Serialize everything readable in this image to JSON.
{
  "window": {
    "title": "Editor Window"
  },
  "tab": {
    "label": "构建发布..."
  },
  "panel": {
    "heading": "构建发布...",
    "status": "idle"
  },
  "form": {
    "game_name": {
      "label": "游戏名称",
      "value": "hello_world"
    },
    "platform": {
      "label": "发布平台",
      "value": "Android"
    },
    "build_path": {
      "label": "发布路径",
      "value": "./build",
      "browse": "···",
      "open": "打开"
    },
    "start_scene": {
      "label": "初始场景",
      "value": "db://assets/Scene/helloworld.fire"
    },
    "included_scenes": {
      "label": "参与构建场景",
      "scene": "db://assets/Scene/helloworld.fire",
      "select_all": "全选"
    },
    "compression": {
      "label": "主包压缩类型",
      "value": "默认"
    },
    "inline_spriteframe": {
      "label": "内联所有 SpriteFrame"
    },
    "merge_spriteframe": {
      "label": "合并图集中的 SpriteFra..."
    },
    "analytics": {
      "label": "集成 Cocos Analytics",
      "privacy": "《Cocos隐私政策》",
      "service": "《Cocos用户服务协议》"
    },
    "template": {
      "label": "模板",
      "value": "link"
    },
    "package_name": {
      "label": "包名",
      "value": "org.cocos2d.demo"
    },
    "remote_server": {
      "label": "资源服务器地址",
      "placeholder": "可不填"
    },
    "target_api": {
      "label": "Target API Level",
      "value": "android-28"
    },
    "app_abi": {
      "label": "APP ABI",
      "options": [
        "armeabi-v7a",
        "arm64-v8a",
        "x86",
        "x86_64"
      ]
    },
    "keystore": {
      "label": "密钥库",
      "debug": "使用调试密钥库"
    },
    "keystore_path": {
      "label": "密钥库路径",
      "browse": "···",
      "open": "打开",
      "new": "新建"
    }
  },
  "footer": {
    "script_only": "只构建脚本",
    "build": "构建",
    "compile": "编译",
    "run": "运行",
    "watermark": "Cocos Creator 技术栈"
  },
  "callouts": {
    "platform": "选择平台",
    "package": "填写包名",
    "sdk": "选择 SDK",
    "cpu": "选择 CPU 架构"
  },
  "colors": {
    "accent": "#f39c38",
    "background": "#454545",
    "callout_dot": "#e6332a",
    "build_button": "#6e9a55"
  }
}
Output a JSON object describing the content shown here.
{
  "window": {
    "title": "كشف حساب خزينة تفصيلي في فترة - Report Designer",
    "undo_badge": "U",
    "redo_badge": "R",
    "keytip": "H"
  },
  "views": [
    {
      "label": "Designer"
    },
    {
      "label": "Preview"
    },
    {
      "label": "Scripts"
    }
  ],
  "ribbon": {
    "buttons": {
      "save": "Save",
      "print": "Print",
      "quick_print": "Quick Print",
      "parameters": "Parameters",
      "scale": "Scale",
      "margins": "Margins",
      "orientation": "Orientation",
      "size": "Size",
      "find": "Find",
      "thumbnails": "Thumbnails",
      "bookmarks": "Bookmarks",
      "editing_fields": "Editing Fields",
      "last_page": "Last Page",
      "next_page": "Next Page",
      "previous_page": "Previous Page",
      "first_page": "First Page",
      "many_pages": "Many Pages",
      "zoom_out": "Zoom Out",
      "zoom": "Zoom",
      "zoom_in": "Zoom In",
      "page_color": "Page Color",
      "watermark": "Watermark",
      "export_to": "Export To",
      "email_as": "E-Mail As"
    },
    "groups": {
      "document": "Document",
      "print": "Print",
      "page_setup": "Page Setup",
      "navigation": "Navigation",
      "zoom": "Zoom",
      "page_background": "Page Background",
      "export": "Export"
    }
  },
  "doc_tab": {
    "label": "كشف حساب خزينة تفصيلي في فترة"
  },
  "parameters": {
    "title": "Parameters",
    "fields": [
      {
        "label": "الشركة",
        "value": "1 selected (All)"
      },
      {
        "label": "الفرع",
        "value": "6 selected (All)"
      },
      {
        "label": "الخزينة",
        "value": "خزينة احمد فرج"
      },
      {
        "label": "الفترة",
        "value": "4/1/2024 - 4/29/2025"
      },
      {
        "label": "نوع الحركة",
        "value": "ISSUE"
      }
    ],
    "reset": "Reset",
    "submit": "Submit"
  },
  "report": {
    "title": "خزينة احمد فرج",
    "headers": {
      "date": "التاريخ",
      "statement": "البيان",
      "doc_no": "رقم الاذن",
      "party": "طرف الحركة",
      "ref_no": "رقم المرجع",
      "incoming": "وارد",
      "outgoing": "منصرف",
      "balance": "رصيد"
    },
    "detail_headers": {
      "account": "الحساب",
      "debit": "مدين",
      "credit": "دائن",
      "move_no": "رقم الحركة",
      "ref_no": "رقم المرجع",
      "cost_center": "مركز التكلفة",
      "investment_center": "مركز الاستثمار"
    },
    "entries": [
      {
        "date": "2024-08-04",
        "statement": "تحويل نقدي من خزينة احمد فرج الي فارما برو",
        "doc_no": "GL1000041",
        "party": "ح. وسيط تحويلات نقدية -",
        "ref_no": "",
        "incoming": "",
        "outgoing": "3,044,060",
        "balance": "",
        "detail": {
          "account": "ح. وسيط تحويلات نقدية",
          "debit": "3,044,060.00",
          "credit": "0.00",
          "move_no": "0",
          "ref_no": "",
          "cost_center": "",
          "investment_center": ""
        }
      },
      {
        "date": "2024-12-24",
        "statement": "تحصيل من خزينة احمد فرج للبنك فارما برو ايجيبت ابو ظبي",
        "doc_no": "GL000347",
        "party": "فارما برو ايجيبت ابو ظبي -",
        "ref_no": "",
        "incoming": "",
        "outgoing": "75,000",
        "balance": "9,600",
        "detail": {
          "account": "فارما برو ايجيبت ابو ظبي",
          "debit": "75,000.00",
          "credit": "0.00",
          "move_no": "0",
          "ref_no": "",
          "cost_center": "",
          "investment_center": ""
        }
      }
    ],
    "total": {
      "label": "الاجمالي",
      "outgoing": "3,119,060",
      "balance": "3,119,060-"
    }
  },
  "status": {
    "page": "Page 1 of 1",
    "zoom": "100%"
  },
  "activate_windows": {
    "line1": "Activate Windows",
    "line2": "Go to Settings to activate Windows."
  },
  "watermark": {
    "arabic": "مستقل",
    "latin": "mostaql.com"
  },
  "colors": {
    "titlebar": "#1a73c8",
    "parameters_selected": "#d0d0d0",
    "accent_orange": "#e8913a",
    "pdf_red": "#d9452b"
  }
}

=== WHAT IS NEEDED ===
Repeat the data above exactly.

=== CORRECT RESULT ===
Serialize everything readable in this image to JSON.
{
  "window": {
    "title": "Editor Window"
  },
  "tab": {
    "label": "构建发布..."
  },
  "panel": {
    "heading": "构建发布...",
    "status": "idle"
  },
  "form": {
    "game_name": {
      "label": "游戏名称",
      "value": "hello_world"
    },
    "platform": {
      "label": "发布平台",
      "value": "Android"
    },
    "build_path": {
      "label": "发布路径",
      "value": "./build",
      "browse": "···",
      "open": "打开"
    },
    "start_scene": {
      "label": "初始场景",
      "value": "db://assets/Scene/helloworld.fire"
    },
    "included_scenes": {
      "label": "参与构建场景",
      "scene": "db://assets/Scene/helloworld.fire",
      "select_all": "全选"
    },
    "compression": {
      "label": "主包压缩类型",
      "value": "默认"
    },
    "inline_spriteframe": {
      "label": "内联所有 SpriteFrame"
    },
    "merge_spriteframe": {
      "label": "合并图集中的 SpriteFra..."
    },
    "analytics": {
      "label": "集成 Cocos Analytics",
      "privacy": "《Cocos隐私政策》",
      "service": "《Cocos用户服务协议》"
    },
    "template": {
      "label": "模板",
      "value": "link"
    },
    "package_name": {
      "label": "包名",
      "value": "org.cocos2d.demo"
    },
    "remote_server": {
      "label": "资源服务器地址",
      "placeholder": "可不填"
    },
    "target_api": {
      "label": "Target API Level",
      "value": "android-28"
    },
    "app_abi": {
      "label": "APP ABI",
      "options": [
        "armeabi-v7a",
        "arm64-v8a",
        "x86",
        "x86_64"
      ]
    },
    "keystore": {
      "label": "密钥库",
      "debug": "使用调试密钥库"
    },
    "keystore_path": {
      "label": "密钥库路径",
      "browse": "···",
      "open": "打开",
      "new": "新建"
    }
  },
  "footer": {
    "script_only": "只构建脚本",
    "build": "构建",
    "compile": "编译",
    "run": "运行",
    "watermark": "Cocos Creator 技术栈"
  },
  "callouts": {
    "platform": "选择平台",
    "package": "填写包名",
    "sdk": "选择 SDK",
    "cpu": "选择 CPU 架构"
  },
  "colors": {
    "accent": "#f39c38",
    "background": "#454545",
    "callout_dot": "#e6332a",
    "build_button": "#6e9a55"
  }
}
Output a JSON object describing the content shown here.
{
  "window": {
    "title": "كشف حساب خزينة تفصيلي في فترة - Report Designer",
    "undo_badge": "U",
    "redo_badge": "R",
    "keytip": "H"
  },
  "views": [
    {
      "label": "Designer"
    },
    {
      "label": "Preview"
    },
    {
      "label": "Scripts"
    }
  ],
  "ribbon": {
    "buttons": {
      "save": "Save",
      "print": "Print",
      "quick_print": "Quick Print",
      "parameters": "Parameters",
      "scale": "Scale",
      "margins": "Margins",
      "orientation": "Orientation",
      "size": "Size",
      "find": "Find",
      "thumbnails": "Thumbnails",
      "bookmarks": "Bookmarks",
      "editing_fields": "Editing Fields",
      "last_page": "Last Page",
      "next_page": "Next Page",
      "previous_page": "Previous Page",
      "first_page": "First Page",
      "many_pages": "Many Pages",
      "zoom_out": "Zoom Out",
      "zoom": "Zoom",
      "zoom_in": "Zoom In",
      "page_color": "Page Color",
      "watermark": "Watermark",
      "export_to": "Export To",
      "email_as": "E-Mail As"
    },
    "groups": {
      "document": "Document",
      "print": "Print",
      "page_setup": "Page Setup",
      "navigation": "Navigation",
      "zoom": "Zoom",
      "page_background": "Page Background",
      "export": "Export"
    }
  },
  "doc_tab": {
    "label": "كشف حساب خزينة تفصيلي في فترة"
  },
  "parameters": {
    "title": "Parameters",
    "fields": [
      {
        "label": "الشركة",
        "value": "1 selected (All)"
      },
      {
        "label": "الفرع",
        "value": "6 selected (All)"
      },
      {
        "label": "الخزينة",
        "value": "خزينة احمد فرج"
      },
      {
        "label": "الفترة",
        "value": "4/1/2024 - 4/29/2025"
      },
      {
        "label": "نوع الحركة",
        "value": "ISSUE"
      }
    ],
    "reset": "Reset",
    "submit": "Submit"
  },
  "report": {
    "title": "خزينة احمد فرج",
    "headers": {
      "date": "التاريخ",
      "statement": "البيان",
      "doc_no": "رقم الاذن",
      "party": "طرف الحركة",
      "ref_no": "رقم المرجع",
      "incoming": "وارد",
      "outgoing": "منصرف",
      "balance": "رصيد"
    },
    "detail_headers": {
      "account": "الحساب",
      "debit": "مدين",
      "credit": "دائن",
      "move_no": "رقم الحركة",
      "ref_no": "رقم المرجع",
      "cost_center": "مركز التكلفة",
      "investment_center": "مركز الاستثمار"
    },
    "entries": [
      {
        "date": "2024-08-04",
        "statement": "تحويل نقدي من خزينة احمد فرج الي فارما برو",
        "doc_no": "GL1000041",
        "party": "ح. وسيط تحويلات نقدية -",
        "ref_no": "",
        "incoming": "",
        "outgoing": "3,044,060",
        "balance": "",
        "detail": {
          "account": "ح. وسيط تحويلات نقدية",
          "debit": "3,044,060.00",
          "credit": "0.00",
          "move_no": "0",
          "ref_no": "",
          "cost_center": "",
          "investment_center": ""
        }
      },
      {
        "date": "2024-12-24",
        "statement": "تحصيل من خزينة احمد فرج للبنك فارما برو ايجيبت ابو ظبي",
        "doc_no": "GL000347",
        "party": "فارما برو ايجيبت ابو ظبي -",
        "ref_no": "",
        "incoming": "",
        "outgoing": "75,000",
        "balance": "9,600",
        "detail": {
          "account": "فارما برو ايجيبت ابو ظبي",
          "debit": "75,000.00",
          "credit": "0.00",
          "move_no": "0",
          "ref_no": "",
          "cost_center": "",
          "investment_center": ""
        }
      }
    ],
    "total": {
      "label": "الاجمالي",
      "outgoing": "3,119,060",
      "balance": "3,119,060-"
    }
  },
  "status": {
    "page": "Page 1 of 1",
    "zoom": "100%"
  },
  "activate_windows": {
    "line1": "Activate Windows",
    "line2": "Go to Settings to activate Windows."
  },
  "watermark": {
    "arabic": "مستقل",
    "latin": "mostaql.com"
  },
  "colors": {
    "titlebar": "#1a73c8",
    "parameters_selected": "#d0d0d0",
    "accent_orange": "#e8913a",
    "pdf_red": "#d9452b"
  }
}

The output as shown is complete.